---------- Available records ----------

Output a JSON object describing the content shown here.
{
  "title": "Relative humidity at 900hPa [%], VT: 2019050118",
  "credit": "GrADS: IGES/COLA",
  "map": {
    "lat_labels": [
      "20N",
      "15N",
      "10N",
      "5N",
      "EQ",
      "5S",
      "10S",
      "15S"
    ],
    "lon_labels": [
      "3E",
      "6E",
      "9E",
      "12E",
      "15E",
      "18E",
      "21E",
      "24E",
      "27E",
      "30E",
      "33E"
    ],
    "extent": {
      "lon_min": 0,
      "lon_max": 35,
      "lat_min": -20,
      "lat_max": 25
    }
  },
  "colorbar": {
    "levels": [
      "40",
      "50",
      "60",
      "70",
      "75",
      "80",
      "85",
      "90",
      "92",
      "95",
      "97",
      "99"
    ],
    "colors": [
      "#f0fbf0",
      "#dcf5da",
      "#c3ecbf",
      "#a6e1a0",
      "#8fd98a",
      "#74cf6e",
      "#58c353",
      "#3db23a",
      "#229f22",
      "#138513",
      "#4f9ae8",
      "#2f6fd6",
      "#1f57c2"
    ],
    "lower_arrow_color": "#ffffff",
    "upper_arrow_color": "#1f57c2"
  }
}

----------

Word for word, write out all of the data above.

Output a JSON object describing the content shown here.
{
  "title": "Relative humidity at 900hPa [%], VT: 2019050118",
  "credit": "GrADS: IGES/COLA",
  "map": {
    "lat_labels": [
      "20N",
      "15N",
      "10N",
      "5N",
      "EQ",
      "5S",
      "10S",
      "15S"
    ],
    "lon_labels": [
      "3E",
      "6E",
      "9E",
      "12E",
      "15E",
      "18E",
      "21E",
      "24E",
      "27E",
      "30E",
      "33E"
    ],
    "extent": {
      "lon_min": 0,
      "lon_max": 35,
      "lat_min": -20,
      "lat_max": 25
    }
  },
  "colorbar": {
    "levels": [
      "40",
      "50",
      "60",
      "70",
      "75",
      "80",
      "85",
      "90",
      "92",
      "95",
      "97",
      "99"
    ],
    "colors": [
      "#f0fbf0",
      "#dcf5da",
      "#c3ecbf",
      "#a6e1a0",
      "#8fd98a",
      "#74cf6e",
      "#58c353",
      "#3db23a",
      "#229f22",
      "#138513",
      "#4f9ae8",
      "#2f6fd6",
      "#1f57c2"
    ],
    "lower_arrow_color": "#ffffff",
    "upper_arrow_color": "#1f57c2"
  }
}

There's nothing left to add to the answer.